◆ **What is expected**
Rewrite the lines below with every "trash-icon" swapped for "delete-icon", leaving everything else the same.

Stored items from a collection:

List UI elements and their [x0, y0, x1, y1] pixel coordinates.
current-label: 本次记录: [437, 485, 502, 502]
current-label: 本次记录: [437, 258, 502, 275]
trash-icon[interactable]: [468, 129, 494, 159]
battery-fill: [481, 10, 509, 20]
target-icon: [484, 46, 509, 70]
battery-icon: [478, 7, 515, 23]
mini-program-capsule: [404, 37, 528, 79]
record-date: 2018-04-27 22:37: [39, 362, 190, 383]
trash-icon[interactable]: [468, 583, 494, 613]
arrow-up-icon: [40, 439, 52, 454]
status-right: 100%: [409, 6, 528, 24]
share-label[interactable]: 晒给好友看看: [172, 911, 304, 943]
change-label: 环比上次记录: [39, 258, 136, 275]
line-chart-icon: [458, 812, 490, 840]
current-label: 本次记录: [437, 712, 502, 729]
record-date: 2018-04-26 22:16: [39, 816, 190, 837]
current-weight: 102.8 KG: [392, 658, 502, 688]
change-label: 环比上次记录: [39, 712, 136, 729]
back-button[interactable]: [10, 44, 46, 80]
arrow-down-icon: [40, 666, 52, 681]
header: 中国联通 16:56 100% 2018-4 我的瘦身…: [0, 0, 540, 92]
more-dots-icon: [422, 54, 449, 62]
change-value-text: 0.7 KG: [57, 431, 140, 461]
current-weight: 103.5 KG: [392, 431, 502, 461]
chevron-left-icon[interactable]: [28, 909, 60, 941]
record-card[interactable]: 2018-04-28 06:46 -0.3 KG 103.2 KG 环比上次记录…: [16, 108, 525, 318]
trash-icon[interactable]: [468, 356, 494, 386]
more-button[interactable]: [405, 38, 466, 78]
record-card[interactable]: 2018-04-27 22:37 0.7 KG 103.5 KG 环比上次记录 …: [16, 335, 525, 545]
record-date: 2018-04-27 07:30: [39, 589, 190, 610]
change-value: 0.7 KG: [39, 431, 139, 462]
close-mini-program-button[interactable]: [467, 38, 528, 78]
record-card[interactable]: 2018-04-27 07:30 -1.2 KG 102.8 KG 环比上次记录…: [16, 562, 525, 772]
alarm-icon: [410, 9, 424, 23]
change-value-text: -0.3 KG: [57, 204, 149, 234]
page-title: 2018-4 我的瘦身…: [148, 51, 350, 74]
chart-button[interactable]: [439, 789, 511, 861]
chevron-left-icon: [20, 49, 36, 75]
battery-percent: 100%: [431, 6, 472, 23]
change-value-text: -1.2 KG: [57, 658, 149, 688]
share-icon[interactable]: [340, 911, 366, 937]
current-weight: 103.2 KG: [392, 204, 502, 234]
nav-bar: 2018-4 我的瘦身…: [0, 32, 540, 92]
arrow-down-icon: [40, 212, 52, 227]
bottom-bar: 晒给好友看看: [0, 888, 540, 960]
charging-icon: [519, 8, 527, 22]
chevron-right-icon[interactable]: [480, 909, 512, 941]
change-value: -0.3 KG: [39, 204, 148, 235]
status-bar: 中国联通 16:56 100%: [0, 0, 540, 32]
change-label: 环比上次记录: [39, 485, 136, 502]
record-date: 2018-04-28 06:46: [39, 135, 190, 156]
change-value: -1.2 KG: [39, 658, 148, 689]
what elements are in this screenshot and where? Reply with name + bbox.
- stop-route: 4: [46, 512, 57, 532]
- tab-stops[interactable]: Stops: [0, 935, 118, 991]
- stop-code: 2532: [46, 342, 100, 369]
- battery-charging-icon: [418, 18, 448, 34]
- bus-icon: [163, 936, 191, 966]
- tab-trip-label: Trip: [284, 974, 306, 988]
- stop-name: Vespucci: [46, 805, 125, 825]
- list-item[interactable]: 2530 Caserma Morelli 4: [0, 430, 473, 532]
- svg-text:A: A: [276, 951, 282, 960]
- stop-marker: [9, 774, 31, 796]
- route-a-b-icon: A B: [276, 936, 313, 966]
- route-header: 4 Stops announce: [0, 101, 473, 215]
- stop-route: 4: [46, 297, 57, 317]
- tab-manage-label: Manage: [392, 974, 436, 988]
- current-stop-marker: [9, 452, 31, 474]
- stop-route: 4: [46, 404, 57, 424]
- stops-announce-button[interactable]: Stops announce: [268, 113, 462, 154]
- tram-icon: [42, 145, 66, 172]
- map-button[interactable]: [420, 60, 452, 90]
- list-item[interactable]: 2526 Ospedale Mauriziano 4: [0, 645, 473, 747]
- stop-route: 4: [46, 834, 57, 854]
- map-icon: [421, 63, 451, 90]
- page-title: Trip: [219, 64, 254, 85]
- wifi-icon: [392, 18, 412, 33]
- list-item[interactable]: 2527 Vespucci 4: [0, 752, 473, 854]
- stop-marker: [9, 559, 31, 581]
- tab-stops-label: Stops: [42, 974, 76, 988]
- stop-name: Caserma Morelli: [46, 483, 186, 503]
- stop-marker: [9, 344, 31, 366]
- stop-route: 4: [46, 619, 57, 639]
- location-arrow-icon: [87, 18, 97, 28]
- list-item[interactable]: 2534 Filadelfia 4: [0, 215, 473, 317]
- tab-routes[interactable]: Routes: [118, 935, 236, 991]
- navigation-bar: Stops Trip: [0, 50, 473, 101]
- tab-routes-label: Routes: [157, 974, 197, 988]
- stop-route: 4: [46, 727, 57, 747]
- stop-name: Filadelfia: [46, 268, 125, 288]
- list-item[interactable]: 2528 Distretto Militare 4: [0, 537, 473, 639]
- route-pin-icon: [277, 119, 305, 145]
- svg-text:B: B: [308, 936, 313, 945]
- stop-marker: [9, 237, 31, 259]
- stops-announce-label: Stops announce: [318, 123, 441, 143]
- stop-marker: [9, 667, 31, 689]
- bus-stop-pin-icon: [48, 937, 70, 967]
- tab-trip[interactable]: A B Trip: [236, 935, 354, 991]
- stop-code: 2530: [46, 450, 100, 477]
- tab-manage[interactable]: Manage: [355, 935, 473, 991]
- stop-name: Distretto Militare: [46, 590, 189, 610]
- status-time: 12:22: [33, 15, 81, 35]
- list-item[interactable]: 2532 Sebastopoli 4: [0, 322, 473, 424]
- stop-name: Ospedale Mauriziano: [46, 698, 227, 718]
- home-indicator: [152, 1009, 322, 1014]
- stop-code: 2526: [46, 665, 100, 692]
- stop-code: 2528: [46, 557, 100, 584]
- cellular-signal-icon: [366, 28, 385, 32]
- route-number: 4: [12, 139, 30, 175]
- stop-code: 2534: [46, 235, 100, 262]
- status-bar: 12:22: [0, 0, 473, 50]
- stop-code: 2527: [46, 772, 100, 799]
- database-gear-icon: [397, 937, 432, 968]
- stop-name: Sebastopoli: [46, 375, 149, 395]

◆ **Expected answer**
List UI elements and their [x0, y0, x1, y1] pixel coordinates.
current-label: 本次记录: [437, 485, 502, 502]
current-label: 本次记录: [437, 258, 502, 275]
delete-icon[interactable]: [468, 129, 494, 159]
battery-fill: [481, 10, 509, 20]
target-icon: [484, 46, 509, 70]
battery-icon: [478, 7, 515, 23]
mini-program-capsule: [404, 37, 528, 79]
record-date: 2018-04-27 22:37: [39, 362, 190, 383]
delete-icon[interactable]: [468, 583, 494, 613]
arrow-up-icon: [40, 439, 52, 454]
status-right: 100%: [409, 6, 528, 24]
share-label[interactable]: 晒给好友看看: [172, 911, 304, 943]
change-label: 环比上次记录: [39, 258, 136, 275]
line-chart-icon: [458, 812, 490, 840]
current-label: 本次记录: [437, 712, 502, 729]
record-date: 2018-04-26 22:16: [39, 816, 190, 837]
current-weight: 102.8 KG: [392, 658, 502, 688]
change-label: 环比上次记录: [39, 712, 136, 729]
back-button[interactable]: [10, 44, 46, 80]
arrow-down-icon: [40, 666, 52, 681]
header: 中国联通 16:56 100% 2018-4 我的瘦身…: [0, 0, 540, 92]
more-dots-icon: [422, 54, 449, 62]
change-value-text: 0.7 KG: [57, 431, 140, 461]
current-weight: 103.5 KG: [392, 431, 502, 461]
chevron-left-icon[interactable]: [28, 909, 60, 941]
record-card[interactable]: 2018-04-28 06:46 -0.3 KG 103.2 KG 环比上次记录…: [16, 108, 525, 318]
delete-icon[interactable]: [468, 356, 494, 386]
more-button[interactable]: [405, 38, 466, 78]
record-card[interactable]: 2018-04-27 22:37 0.7 KG 103.5 KG 环比上次记录 …: [16, 335, 525, 545]
record-date: 2018-04-27 07:30: [39, 589, 190, 610]
change-value: 0.7 KG: [39, 431, 139, 462]
close-mini-program-button[interactable]: [467, 38, 528, 78]
record-card[interactable]: 2018-04-27 07:30 -1.2 KG 102.8 KG 环比上次记录…: [16, 562, 525, 772]
alarm-icon: [410, 9, 424, 23]
change-value-text: -0.3 KG: [57, 204, 149, 234]
page-title: 2018-4 我的瘦身…: [148, 51, 350, 74]
chart-button[interactable]: [439, 789, 511, 861]
chevron-left-icon: [20, 49, 36, 75]
battery-percent: 100%: [431, 6, 472, 23]
change-value-text: -1.2 KG: [57, 658, 149, 688]
share-icon[interactable]: [340, 911, 366, 937]
current-weight: 103.2 KG: [392, 204, 502, 234]
nav-bar: 2018-4 我的瘦身…: [0, 32, 540, 92]
arrow-down-icon: [40, 212, 52, 227]
bottom-bar: 晒给好友看看: [0, 888, 540, 960]
charging-icon: [519, 8, 527, 22]
chevron-right-icon[interactable]: [480, 909, 512, 941]
change-value: -0.3 KG: [39, 204, 148, 235]
status-bar: 中国联通 16:56 100%: [0, 0, 540, 32]
change-label: 环比上次记录: [39, 485, 136, 502]
record-date: 2018-04-28 06:46: [39, 135, 190, 156]
change-value: -1.2 KG: [39, 658, 148, 689]
what elements are in this screenshot and where? Reply with name + bbox.
- stop-route: 4: [46, 512, 57, 532]
- tab-stops[interactable]: Stops: [0, 935, 118, 991]
- stop-code: 2532: [46, 342, 100, 369]
- battery-charging-icon: [418, 18, 448, 34]
- bus-icon: [163, 936, 191, 966]
- tab-trip-label: Trip: [284, 974, 306, 988]
- stop-name: Vespucci: [46, 805, 125, 825]
- list-item[interactable]: 2530 Caserma Morelli 4: [0, 430, 473, 532]
- svg-text:A: A: [276, 951, 282, 960]
- stop-marker: [9, 774, 31, 796]
- route-a-b-icon: A B: [276, 936, 313, 966]
- route-header: 4 Stops announce: [0, 101, 473, 215]
- stop-route: 4: [46, 297, 57, 317]
- tab-manage-label: Manage: [392, 974, 436, 988]
- current-stop-marker: [9, 452, 31, 474]
- stop-route: 4: [46, 404, 57, 424]
- stops-announce-button[interactable]: Stops announce: [268, 113, 462, 154]
- tram-icon: [42, 145, 66, 172]
- map-button[interactable]: [420, 60, 452, 90]
- list-item[interactable]: 2526 Ospedale Mauriziano 4: [0, 645, 473, 747]
- stop-route: 4: [46, 834, 57, 854]
- map-icon: [421, 63, 451, 90]
- page-title: Trip: [219, 64, 254, 85]
- wifi-icon: [392, 18, 412, 33]
- list-item[interactable]: 2527 Vespucci 4: [0, 752, 473, 854]
- stop-marker: [9, 559, 31, 581]
- tab-stops-label: Stops: [42, 974, 76, 988]
- stop-name: Caserma Morelli: [46, 483, 186, 503]
- stop-marker: [9, 344, 31, 366]
- stop-route: 4: [46, 619, 57, 639]
- location-arrow-icon: [87, 18, 97, 28]
- list-item[interactable]: 2534 Filadelfia 4: [0, 215, 473, 317]
- tab-routes[interactable]: Routes: [118, 935, 236, 991]
- navigation-bar: Stops Trip: [0, 50, 473, 101]
- tab-routes-label: Routes: [157, 974, 197, 988]
- stop-route: 4: [46, 727, 57, 747]
- stop-name: Filadelfia: [46, 268, 125, 288]
- list-item[interactable]: 2528 Distretto Militare 4: [0, 537, 473, 639]
- route-pin-icon: [277, 119, 305, 145]
- svg-text:B: B: [308, 936, 313, 945]
- stop-marker: [9, 237, 31, 259]
- stops-announce-label: Stops announce: [318, 123, 441, 143]
- stop-marker: [9, 667, 31, 689]
- bus-stop-pin-icon: [48, 937, 70, 967]
- tab-trip[interactable]: A B Trip: [236, 935, 354, 991]
- stop-code: 2530: [46, 450, 100, 477]
- tab-manage[interactable]: Manage: [355, 935, 473, 991]
- stop-name: Distretto Militare: [46, 590, 189, 610]
- status-time: 12:22: [33, 15, 81, 35]
- list-item[interactable]: 2532 Sebastopoli 4: [0, 322, 473, 424]
- stop-name: Ospedale Mauriziano: [46, 698, 227, 718]
- home-indicator: [152, 1009, 322, 1014]
- stop-code: 2526: [46, 665, 100, 692]
- stop-code: 2528: [46, 557, 100, 584]
- cellular-signal-icon: [366, 28, 385, 32]
- route-number: 4: [12, 139, 30, 175]
- stop-code: 2534: [46, 235, 100, 262]
- status-bar: 12:22: [0, 0, 473, 50]
- stop-code: 2527: [46, 772, 100, 799]
- database-gear-icon: [397, 937, 432, 968]
- stop-name: Sebastopoli: [46, 375, 149, 395]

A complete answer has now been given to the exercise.